— Begin —

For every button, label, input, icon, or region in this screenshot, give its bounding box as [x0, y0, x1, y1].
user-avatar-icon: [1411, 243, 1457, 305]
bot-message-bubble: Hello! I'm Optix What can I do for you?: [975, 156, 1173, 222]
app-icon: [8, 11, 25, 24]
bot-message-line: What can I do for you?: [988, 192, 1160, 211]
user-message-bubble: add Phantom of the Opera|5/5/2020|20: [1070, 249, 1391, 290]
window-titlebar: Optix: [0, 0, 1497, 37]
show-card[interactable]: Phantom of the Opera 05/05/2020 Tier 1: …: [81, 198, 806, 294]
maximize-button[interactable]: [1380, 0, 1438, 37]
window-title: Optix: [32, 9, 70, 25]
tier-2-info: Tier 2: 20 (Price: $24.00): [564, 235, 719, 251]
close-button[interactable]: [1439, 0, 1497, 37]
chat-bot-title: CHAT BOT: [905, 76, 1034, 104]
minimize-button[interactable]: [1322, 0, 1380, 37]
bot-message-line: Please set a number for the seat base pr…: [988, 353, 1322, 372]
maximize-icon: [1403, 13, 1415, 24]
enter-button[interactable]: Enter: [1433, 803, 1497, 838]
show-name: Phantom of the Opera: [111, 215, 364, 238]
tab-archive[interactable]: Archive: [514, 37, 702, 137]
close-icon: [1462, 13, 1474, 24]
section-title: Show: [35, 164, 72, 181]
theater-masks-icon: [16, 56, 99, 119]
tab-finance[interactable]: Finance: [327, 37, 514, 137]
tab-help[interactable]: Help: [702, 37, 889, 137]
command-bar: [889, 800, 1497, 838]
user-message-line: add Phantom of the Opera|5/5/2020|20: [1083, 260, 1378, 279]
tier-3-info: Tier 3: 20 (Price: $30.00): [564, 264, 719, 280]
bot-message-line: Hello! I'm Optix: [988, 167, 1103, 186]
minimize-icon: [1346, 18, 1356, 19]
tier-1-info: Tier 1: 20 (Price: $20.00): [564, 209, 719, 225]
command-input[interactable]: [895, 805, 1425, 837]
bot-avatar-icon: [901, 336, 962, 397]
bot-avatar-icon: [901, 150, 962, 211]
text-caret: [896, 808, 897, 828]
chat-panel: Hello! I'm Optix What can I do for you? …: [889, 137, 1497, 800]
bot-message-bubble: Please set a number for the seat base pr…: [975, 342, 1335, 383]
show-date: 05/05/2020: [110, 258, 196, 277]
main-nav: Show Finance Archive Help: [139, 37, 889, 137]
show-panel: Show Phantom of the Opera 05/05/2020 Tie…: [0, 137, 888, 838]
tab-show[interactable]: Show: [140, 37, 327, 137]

— End —

### The problem
Could you reproduce the listing above with each "Optix" renamed to "Tixora" and nothing else altered?

### Exercise result
For every button, label, input, icon, or region in this screenshot, give its bounding box as [x0, y0, x1, y1].
user-avatar-icon: [1411, 243, 1457, 305]
bot-message-bubble: Hello! I'm Tixora What can I do for you?: [975, 156, 1173, 222]
app-icon: [8, 11, 25, 24]
bot-message-line: What can I do for you?: [988, 192, 1160, 211]
user-message-bubble: add Phantom of the Opera|5/5/2020|20: [1070, 249, 1391, 290]
window-titlebar: Tixora: [0, 0, 1497, 37]
show-card[interactable]: Phantom of the Opera 05/05/2020 Tier 1: …: [81, 198, 806, 294]
maximize-button[interactable]: [1380, 0, 1438, 37]
window-title: Tixora: [32, 9, 70, 25]
tier-2-info: Tier 2: 20 (Price: $24.00): [564, 235, 719, 251]
close-button[interactable]: [1439, 0, 1497, 37]
chat-bot-title: CHAT BOT: [905, 76, 1034, 104]
minimize-button[interactable]: [1322, 0, 1380, 37]
bot-message-line: Please set a number for the seat base pr…: [988, 353, 1322, 372]
maximize-icon: [1403, 13, 1415, 24]
enter-button[interactable]: Enter: [1433, 803, 1497, 838]
show-name: Phantom of the Opera: [111, 215, 364, 238]
tab-archive[interactable]: Archive: [514, 37, 702, 137]
close-icon: [1462, 13, 1474, 24]
section-title: Show: [35, 164, 72, 181]
theater-masks-icon: [16, 56, 99, 119]
tab-finance[interactable]: Finance: [327, 37, 514, 137]
tab-help[interactable]: Help: [702, 37, 889, 137]
command-bar: [889, 800, 1497, 838]
user-message-line: add Phantom of the Opera|5/5/2020|20: [1083, 260, 1378, 279]
tier-3-info: Tier 3: 20 (Price: $30.00): [564, 264, 719, 280]
bot-message-line: Hello! I'm Tixora: [988, 167, 1103, 186]
minimize-icon: [1346, 18, 1356, 19]
tier-1-info: Tier 1: 20 (Price: $20.00): [564, 209, 719, 225]
command-input[interactable]: [895, 805, 1425, 837]
bot-avatar-icon: [901, 336, 962, 397]
bot-avatar-icon: [901, 150, 962, 211]
text-caret: [896, 808, 897, 828]
chat-panel: Hello! I'm Tixora What can I do for you? …: [889, 137, 1497, 800]
bot-message-bubble: Please set a number for the seat base pr…: [975, 342, 1335, 383]
show-date: 05/05/2020: [110, 258, 196, 277]
main-nav: Show Finance Archive Help: [139, 37, 889, 137]
show-panel: Show Phantom of the Opera 05/05/2020 Tie…: [0, 137, 888, 838]
tab-show[interactable]: Show: [140, 37, 327, 137]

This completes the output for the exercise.